_DATA ENTRIES_:
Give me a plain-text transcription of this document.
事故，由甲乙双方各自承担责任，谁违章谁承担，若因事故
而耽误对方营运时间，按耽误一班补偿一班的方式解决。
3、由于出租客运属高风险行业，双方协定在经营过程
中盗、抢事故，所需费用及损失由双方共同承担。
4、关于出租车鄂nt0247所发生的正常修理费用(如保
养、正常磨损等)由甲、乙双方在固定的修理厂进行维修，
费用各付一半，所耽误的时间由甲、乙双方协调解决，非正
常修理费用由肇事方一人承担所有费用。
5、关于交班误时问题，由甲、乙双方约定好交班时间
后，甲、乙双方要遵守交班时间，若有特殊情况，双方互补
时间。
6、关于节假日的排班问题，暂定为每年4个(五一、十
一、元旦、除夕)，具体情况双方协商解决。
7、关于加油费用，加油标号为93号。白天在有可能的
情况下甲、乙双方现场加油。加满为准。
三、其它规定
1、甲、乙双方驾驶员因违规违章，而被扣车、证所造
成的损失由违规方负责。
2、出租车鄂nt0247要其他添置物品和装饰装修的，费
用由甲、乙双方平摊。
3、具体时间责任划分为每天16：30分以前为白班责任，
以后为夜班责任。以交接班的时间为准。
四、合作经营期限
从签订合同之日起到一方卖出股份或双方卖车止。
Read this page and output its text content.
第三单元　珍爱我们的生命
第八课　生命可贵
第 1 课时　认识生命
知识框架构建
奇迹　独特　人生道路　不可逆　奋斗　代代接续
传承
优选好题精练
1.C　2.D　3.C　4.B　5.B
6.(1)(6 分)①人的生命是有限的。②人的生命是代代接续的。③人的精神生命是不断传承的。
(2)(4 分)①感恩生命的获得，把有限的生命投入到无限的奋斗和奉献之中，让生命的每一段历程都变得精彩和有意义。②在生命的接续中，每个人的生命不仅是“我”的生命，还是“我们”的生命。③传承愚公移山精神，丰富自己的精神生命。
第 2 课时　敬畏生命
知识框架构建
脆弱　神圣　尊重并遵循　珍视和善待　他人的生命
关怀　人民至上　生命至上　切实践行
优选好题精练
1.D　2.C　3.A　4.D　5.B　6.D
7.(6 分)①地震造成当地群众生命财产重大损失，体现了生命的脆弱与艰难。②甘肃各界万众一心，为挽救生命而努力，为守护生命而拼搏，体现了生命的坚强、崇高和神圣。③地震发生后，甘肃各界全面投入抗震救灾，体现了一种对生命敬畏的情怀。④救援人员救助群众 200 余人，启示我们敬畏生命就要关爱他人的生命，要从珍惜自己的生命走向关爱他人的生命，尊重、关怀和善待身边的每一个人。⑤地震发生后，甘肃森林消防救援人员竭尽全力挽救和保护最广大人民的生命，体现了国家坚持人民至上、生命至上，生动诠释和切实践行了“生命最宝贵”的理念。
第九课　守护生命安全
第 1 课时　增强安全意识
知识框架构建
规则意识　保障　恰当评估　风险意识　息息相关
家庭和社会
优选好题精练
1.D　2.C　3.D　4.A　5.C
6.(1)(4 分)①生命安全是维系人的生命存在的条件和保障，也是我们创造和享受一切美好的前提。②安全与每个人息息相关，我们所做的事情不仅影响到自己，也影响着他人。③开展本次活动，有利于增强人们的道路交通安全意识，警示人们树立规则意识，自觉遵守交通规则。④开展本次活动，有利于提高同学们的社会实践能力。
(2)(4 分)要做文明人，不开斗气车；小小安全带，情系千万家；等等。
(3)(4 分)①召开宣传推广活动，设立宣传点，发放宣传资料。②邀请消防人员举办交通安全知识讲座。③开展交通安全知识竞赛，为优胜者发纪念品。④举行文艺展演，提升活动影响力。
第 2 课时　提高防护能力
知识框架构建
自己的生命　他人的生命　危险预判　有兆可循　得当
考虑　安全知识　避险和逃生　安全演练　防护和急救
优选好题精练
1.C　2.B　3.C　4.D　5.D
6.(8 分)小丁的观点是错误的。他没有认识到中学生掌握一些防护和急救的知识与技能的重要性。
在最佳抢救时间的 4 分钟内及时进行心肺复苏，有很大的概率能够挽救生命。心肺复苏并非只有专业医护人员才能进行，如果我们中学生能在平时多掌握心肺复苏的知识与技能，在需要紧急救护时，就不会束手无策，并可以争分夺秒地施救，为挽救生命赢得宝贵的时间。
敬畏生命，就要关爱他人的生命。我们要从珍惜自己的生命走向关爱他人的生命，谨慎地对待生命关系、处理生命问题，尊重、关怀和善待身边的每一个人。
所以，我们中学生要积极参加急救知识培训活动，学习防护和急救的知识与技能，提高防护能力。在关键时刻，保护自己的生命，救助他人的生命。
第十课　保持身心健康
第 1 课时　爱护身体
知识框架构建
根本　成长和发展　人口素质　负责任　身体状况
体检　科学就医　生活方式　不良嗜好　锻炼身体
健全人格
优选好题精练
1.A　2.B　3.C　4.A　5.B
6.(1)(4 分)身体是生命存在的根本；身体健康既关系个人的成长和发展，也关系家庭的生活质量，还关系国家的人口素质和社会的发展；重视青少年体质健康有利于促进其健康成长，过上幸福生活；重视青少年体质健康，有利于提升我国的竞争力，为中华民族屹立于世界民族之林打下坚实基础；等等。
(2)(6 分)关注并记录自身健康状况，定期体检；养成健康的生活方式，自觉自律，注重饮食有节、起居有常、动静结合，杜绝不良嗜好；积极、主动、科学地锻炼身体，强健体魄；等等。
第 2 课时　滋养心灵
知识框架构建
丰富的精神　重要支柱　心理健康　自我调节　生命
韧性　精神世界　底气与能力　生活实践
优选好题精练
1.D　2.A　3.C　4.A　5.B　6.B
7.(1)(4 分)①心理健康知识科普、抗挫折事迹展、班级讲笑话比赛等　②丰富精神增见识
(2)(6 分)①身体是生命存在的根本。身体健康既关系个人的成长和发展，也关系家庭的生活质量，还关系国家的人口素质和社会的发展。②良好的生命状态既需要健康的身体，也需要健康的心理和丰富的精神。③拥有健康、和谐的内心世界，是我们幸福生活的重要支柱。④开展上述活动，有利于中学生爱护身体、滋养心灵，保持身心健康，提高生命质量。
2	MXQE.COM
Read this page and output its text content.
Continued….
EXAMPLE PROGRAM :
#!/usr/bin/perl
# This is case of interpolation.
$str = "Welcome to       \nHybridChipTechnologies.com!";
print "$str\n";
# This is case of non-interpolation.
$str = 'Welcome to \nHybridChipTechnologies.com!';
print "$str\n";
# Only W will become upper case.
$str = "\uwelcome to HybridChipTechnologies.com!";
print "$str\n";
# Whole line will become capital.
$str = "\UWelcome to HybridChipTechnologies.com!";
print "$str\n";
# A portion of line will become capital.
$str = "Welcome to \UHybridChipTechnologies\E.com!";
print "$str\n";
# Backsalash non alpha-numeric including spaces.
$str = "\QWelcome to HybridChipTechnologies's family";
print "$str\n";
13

_OBJECTIVE_: Among the entries above, how many lines hold the string "身体健康既关系个人的成长和发展"? Give the number by itself.

_THE OUTPUT_: 2